[FRAGMENTO PROPORCIONADO]

<<<<

Oiga pero, ¿y su Ley de Gobiernos Corporativos? Ah sí… deme cinco minutos por favor.
Lo que en principio fue un intento desenfrenado y desesperado del Gobierno de Chile por cumplir los requerimientos exigidos por y para entrar a la OCDE, mediante una agenda corta que en tan solo ocho horas (o meses) tuvo por aprobado principalmente diversos proyectos de Ley –en su totalidad promulgados y publicados–, hoy pareciere ser un compromiso jurídico–social interno para combatir los denominados white collar crime.

>>>>

[MATERIAL PROPORCIONADO]
<<<<

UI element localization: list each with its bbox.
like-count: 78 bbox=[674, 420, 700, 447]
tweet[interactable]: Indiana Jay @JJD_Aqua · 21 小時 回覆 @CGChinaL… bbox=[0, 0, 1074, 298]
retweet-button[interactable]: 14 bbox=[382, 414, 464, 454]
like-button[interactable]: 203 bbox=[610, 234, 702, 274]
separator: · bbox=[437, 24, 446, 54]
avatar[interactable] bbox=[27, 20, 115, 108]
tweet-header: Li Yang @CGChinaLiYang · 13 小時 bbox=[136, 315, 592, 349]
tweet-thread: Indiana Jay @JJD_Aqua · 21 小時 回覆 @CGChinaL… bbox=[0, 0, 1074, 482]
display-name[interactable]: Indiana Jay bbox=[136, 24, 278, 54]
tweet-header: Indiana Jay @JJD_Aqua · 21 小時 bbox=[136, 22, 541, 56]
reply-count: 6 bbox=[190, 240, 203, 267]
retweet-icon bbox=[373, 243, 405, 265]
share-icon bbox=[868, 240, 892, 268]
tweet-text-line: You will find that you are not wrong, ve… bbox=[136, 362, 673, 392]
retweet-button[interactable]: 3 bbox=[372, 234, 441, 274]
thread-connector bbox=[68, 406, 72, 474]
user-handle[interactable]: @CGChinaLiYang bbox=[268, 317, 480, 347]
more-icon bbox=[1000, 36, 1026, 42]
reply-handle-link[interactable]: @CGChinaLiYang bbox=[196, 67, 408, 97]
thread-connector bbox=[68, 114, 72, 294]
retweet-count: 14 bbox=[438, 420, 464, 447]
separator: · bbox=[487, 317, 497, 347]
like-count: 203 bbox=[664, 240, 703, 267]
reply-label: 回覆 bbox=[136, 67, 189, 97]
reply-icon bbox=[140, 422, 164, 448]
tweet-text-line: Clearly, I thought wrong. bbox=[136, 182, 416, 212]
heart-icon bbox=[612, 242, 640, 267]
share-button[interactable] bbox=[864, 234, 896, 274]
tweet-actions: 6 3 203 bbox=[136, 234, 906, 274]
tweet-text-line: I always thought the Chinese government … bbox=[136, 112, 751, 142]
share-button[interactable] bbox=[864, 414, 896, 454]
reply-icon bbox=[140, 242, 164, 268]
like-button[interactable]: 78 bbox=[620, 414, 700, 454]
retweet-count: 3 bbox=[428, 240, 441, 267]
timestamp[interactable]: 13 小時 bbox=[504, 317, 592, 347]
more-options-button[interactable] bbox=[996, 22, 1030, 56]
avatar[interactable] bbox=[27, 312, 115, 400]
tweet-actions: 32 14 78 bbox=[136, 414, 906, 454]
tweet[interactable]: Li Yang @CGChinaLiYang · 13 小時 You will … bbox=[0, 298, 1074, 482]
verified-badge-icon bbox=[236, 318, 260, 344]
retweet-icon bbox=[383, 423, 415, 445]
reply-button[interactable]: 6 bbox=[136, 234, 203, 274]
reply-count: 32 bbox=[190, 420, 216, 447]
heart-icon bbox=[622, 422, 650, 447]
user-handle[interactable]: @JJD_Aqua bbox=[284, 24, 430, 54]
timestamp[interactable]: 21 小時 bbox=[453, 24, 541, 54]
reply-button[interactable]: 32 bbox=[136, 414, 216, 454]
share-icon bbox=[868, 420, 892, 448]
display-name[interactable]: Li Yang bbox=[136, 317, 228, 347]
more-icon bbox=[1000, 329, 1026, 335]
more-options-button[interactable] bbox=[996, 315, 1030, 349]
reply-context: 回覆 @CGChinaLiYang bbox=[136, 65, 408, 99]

>>>>

[CONJUNTO DE TAREAS]
1 - Transcriba sin cambios el pasaje del texto sobre la Ley de Gobiernos Corporativos comenzando en "Oiga pero, ¿y" y terminando en "white collar crime.".
2 - Según el texto sobre la Ley de Gobiernos Corporativos, ¿por qué el Gobierno de Chile impulsó una agenda corta que aprobó diversos proyectos de ley en poco tiempo? Explíquelo en una a tres oraciones.

[RESULTADOS POR TAREA]
1 -
Oiga pero, ¿y su Ley de Gobiernos Corporativos? Ah sí… deme cinco minutos por favor.
Lo que en principio fue un intento desenfrenado y desesperado del Gobierno de Chile por cumplir los requerimientos exigidos por y para entrar a la OCDE, mediante una agenda corta que en tan solo ocho horas (o meses) tuvo por aprobado principalmente diversos proyectos de Ley –en su totalidad promulgados y publicados–, hoy pareciere ser un compromiso jurídico–social interno para combatir los denominados white collar crime.

2 - El Gobierno de Chile lo hizo en un intento desenfrenado y desesperado por cumplir los requerimientos exigidos para entrar a la OCDE. Con esa agenda corta aprobó diversos proyectos de ley, todos ellos promulgados y publicados.